Exactly how many lines in this data contain the word "statliga"? Only the number should be given.

[Supplied records — start]

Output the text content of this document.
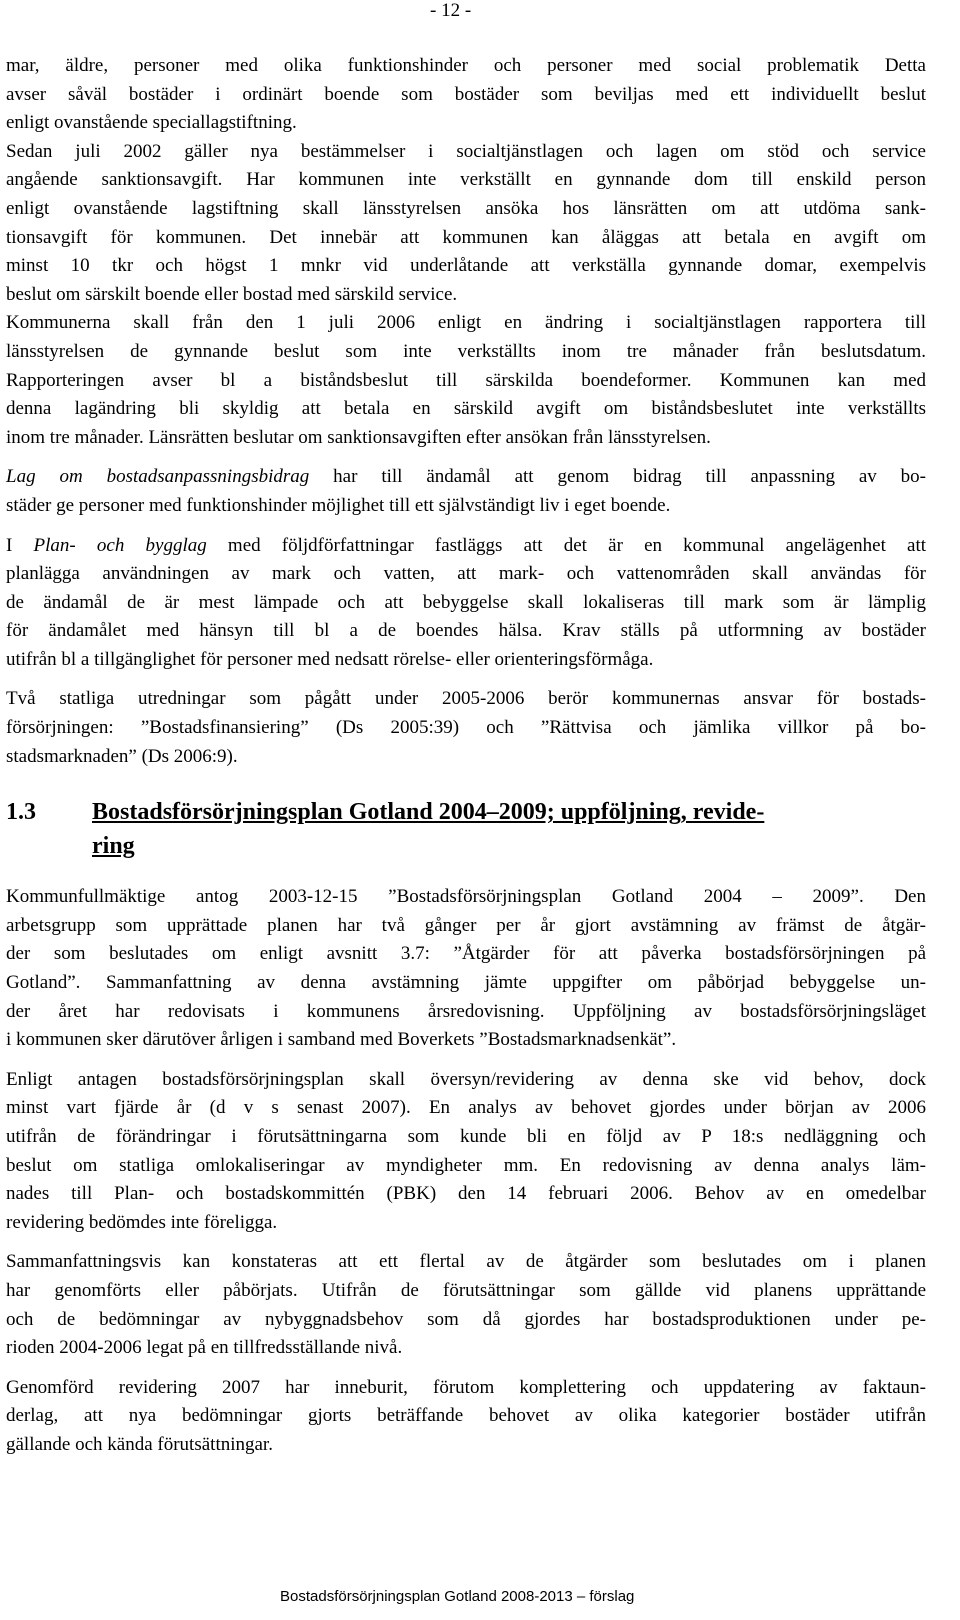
- 12 -
mar, äldre, personer med olika funktionshinder och personer med social problematik Detta
avser såväl bostäder i ordinärt boende som bostäder som beviljas med ett individuellt beslut
enligt ovanstående speciallagstiftning.
Sedan juli 2002 gäller nya bestämmelser i socialtjänstlagen och lagen om stöd och service
angående sanktionsavgift. Har kommunen inte verkställt en gynnande dom till enskild person
enligt ovanstående lagstiftning skall länsstyrelsen ansöka hos länsrätten om att utdöma sank-
tionsavgift för kommunen. Det innebär att kommunen kan åläggas att betala en avgift om
minst 10 tkr och högst 1 mnkr vid underlåtande att verkställa gynnande domar, exempelvis
beslut om särskilt boende eller bostad med särskild service.
Kommunerna skall från den 1 juli 2006 enligt en ändring i socialtjänstlagen rapportera till
länsstyrelsen de gynnande beslut som inte verkställts inom tre månader från beslutsdatum.
Rapporteringen avser bl a biståndsbeslut till särskilda boendeformer. Kommunen kan med
denna lagändring bli skyldig att betala en särskild avgift om biståndsbeslutet inte verkställts
inom tre månader. Länsrätten beslutar om sanktionsavgiften efter ansökan från länsstyrelsen.
Lag om bostadsanpassningsbidrag har till ändamål att genom bidrag till anpassning av bo-
städer ge personer med funktionshinder möjlighet till ett självständigt liv i eget boende.
I Plan- och bygglag med följdförfattningar fastläggs att det är en kommunal angelägenhet att
planlägga användningen av mark och vatten, att mark- och vattenområden skall användas för
de ändamål de är mest lämpade och att bebyggelse skall lokaliseras till mark som är lämplig
för ändamålet med hänsyn till bl a de boendes hälsa. Krav ställs på utformning av bostäder
utifrån bl a tillgänglighet för personer med nedsatt rörelse- eller orienteringsförmåga.
Två statliga utredningar som pågått under 2005-2006 berör kommunernas ansvar för bostads-
försörjningen: ”Bostadsfinansiering” (Ds 2005:39) och ”Rättvisa och jämlika villkor på bo-
stadsmarknaden” (Ds 2006:9).
1.3 Bostadsförsörjningsplan Gotland 2004–2009; uppföljning, revide-
ring
Kommunfullmäktige antog 2003-12-15 ”Bostadsförsörjningsplan Gotland 2004 – 2009”. Den
arbetsgrupp som upprättade planen har två gånger per år gjort avstämning av främst de åtgär-
der som beslutades om enligt avsnitt 3.7: ”Åtgärder för att påverka bostadsförsörjningen på
Gotland”. Sammanfattning av denna avstämning jämte uppgifter om påbörjad bebyggelse un-
der året har redovisats i kommunens årsredovisning. Uppföljning av bostadsförsörjningsläget
i kommunen sker därutöver årligen i samband med Boverkets ”Bostadsmarknadsenkät”.
Enligt antagen bostadsförsörjningsplan skall översyn/revidering av denna ske vid behov, dock
minst vart fjärde år (d v s senast 2007). En analys av behovet gjordes under början av 2006
utifrån de förändringar i förutsättningarna som kunde bli en följd av P 18:s nedläggning och
beslut om statliga omlokaliseringar av myndigheter mm. En redovisning av denna analys läm-
nades till Plan- och bostadskommittén (PBK) den 14 februari 2006. Behov av en omedelbar
revidering bedömdes inte föreligga.
Sammanfattningsvis kan konstateras att ett flertal av de åtgärder som beslutades om i planen
har genomförts eller påbörjats. Utifrån de förutsättningar som gällde vid planens upprättande
och de bedömningar av nybyggnadsbehov som då gjordes har bostadsproduktionen under pe-
rioden 2004-2006 legat på en tillfredsställande nivå.
Genomförd revidering 2007 har inneburit, förutom komplettering och uppdatering av faktaun-
derlag, att nya bedömningar gjorts beträffande behovet av olika kategorier bostäder utifrån
gällande och kända förutsättningar.
Bostadsförsörjningsplan Gotland 2008-2013 – förslag
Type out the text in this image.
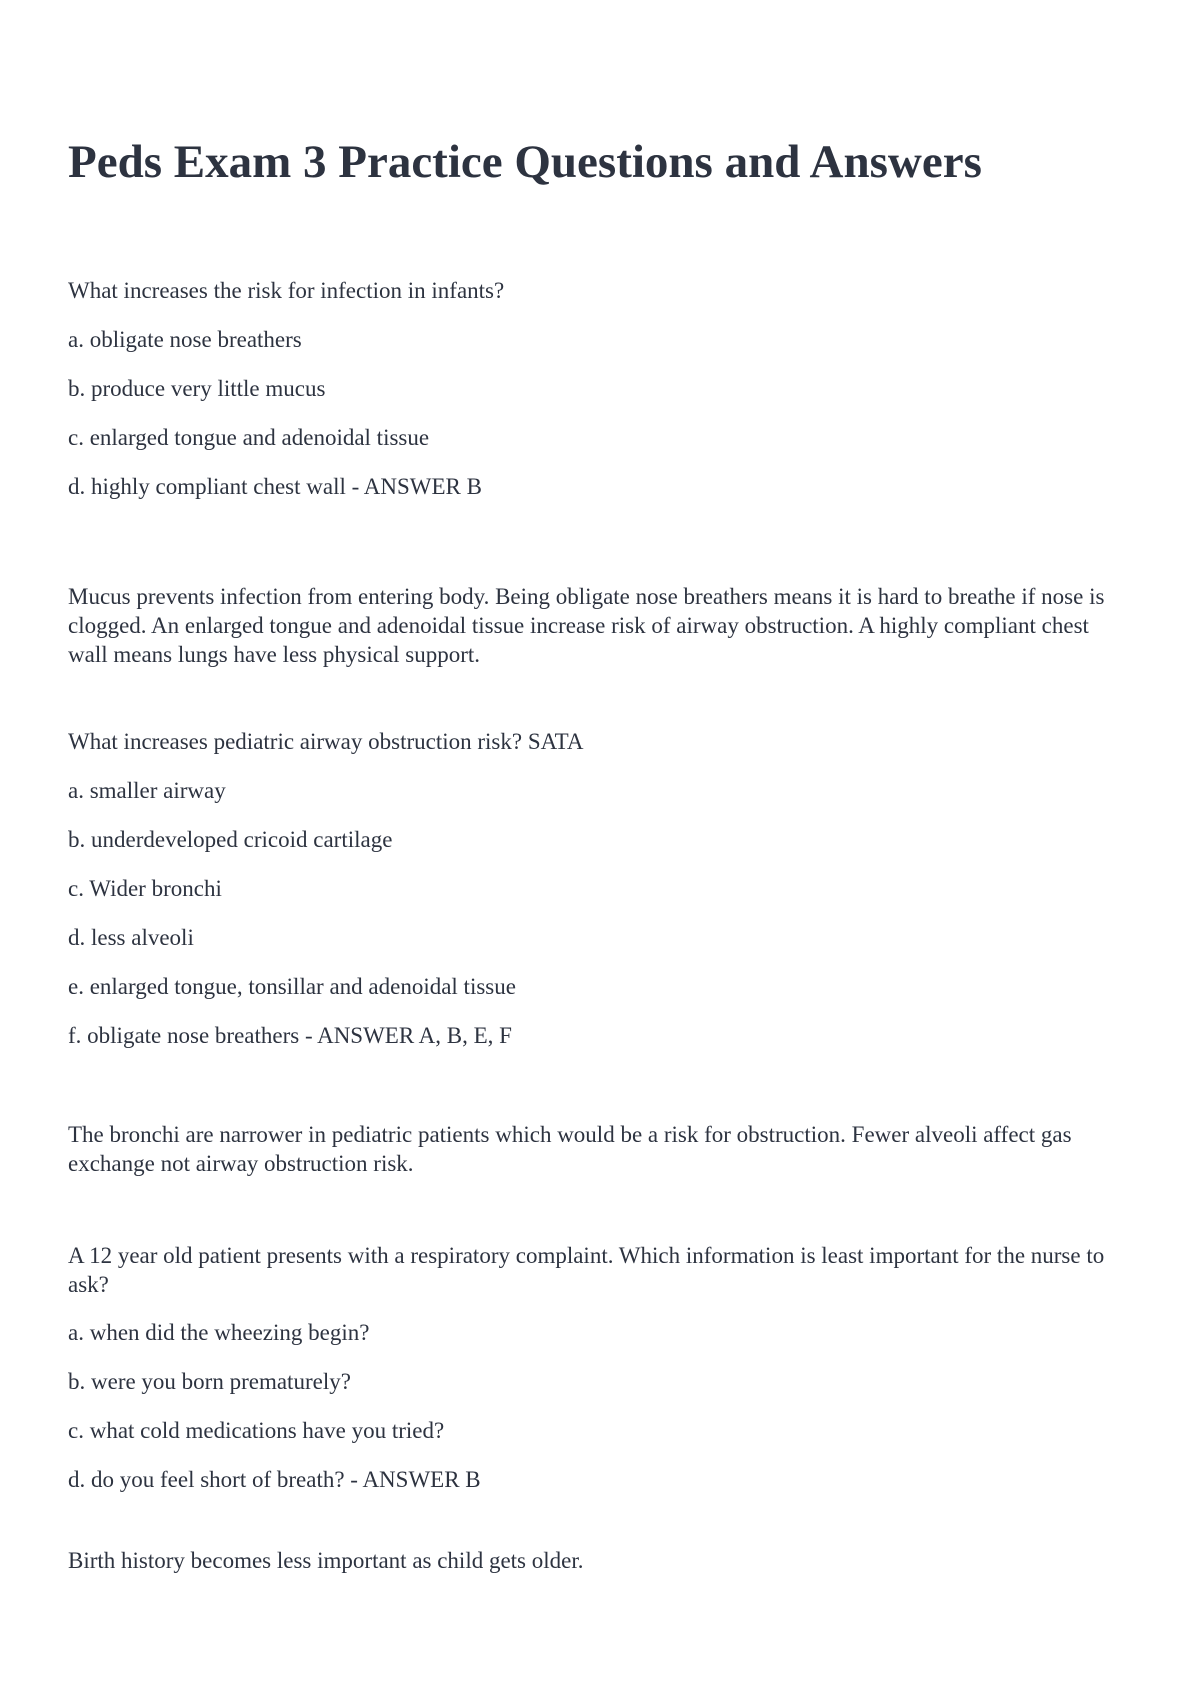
Peds Exam 3 Practice Questions and Answers

What increases the risk for infection in infants?

a. obligate nose breathers

b. produce very little mucus

c. enlarged tongue and adenoidal tissue

d. highly compliant chest wall - ANSWER B

Mucus prevents infection from entering body. Being obligate nose breathers means it is hard to breathe if nose is clogged. An enlarged tongue and adenoidal tissue increase risk of airway obstruction. A highly compliant chest wall means lungs have less physical support.

What increases pediatric airway obstruction risk? SATA

a. smaller airway

b. underdeveloped cricoid cartilage

c. Wider bronchi

d. less alveoli

e. enlarged tongue, tonsillar and adenoidal tissue

f. obligate nose breathers - ANSWER A, B, E, F

The bronchi are narrower in pediatric patients which would be a risk for obstruction. Fewer alveoli affect gas exchange not airway obstruction risk.

A 12 year old patient presents with a respiratory complaint. Which information is least important for the nurse to ask?

a. when did the wheezing begin?

b. were you born prematurely?

c. what cold medications have you tried?

d. do you feel short of breath? - ANSWER B

Birth history becomes less important as child gets older.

[Supplied records — finish]

**Output**
2